>> START PROVIDED RECORDS

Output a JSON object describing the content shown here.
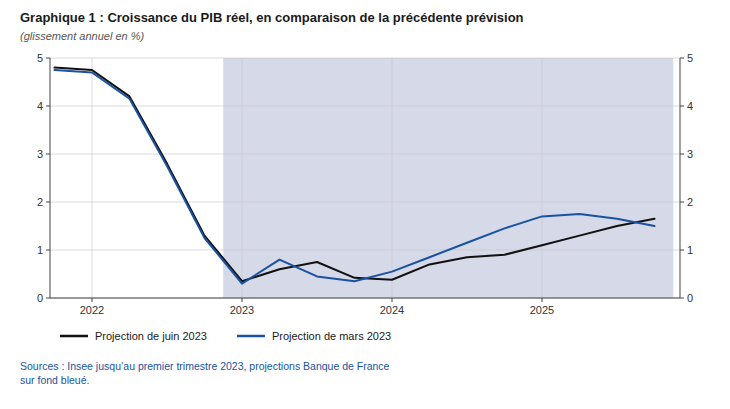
{
  "chart_data": {
    "type": "line",
    "title": "Graphique 1 : Croissance du PIB réel, en comparaison de la précédente prévision",
    "subtitle": "(glissement annuel en %)",
    "source": "Sources : Insee jusqu’au premier trimestre 2023, projections Banque de France\nsur fond bleué.",
    "x": [
      2021.75,
      2022.0,
      2022.25,
      2022.5,
      2022.75,
      2023.0,
      2023.25,
      2023.5,
      2023.75,
      2024.0,
      2024.25,
      2024.5,
      2024.75,
      2025.0,
      2025.25,
      2025.5,
      2025.75
    ],
    "series": [
      {
        "name": "Projection de juin 2023",
        "color": "#111111",
        "values": [
          4.8,
          4.75,
          4.2,
          2.8,
          1.3,
          0.35,
          0.6,
          0.75,
          0.42,
          0.38,
          0.7,
          0.85,
          0.9,
          1.1,
          1.3,
          1.5,
          1.65
        ]
      },
      {
        "name": "Projection de mars 2023",
        "color": "#1a52a0",
        "values": [
          4.75,
          4.7,
          4.15,
          2.75,
          1.25,
          0.3,
          0.8,
          0.45,
          0.35,
          0.55,
          0.85,
          1.15,
          1.45,
          1.7,
          1.75,
          1.65,
          1.5
        ]
      }
    ],
    "shaded_region": {
      "x": [
        2022.875,
        2025.875
      ],
      "color": "#d5d9e8"
    },
    "xlim": [
      2021.72,
      2025.92
    ],
    "xticks": [
      2022,
      2023,
      2024,
      2025
    ],
    "ylim": [
      0,
      5
    ],
    "yticks": [
      0,
      1,
      2,
      3,
      4,
      5
    ],
    "y2lim": [
      0,
      5
    ],
    "y2ticks": [
      0,
      1,
      2,
      3,
      4,
      5
    ],
    "grid": true,
    "legend": "bottom"
  }
}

>> END PROVIDED RECORDS

EXERCISE GOAL:
Copy out each line of the records that holds the string "name".

RESPONSE FOR THIS EXERCISE:
        "name": "Projection de juin 2023",
        "name": "Projection de mars 2023",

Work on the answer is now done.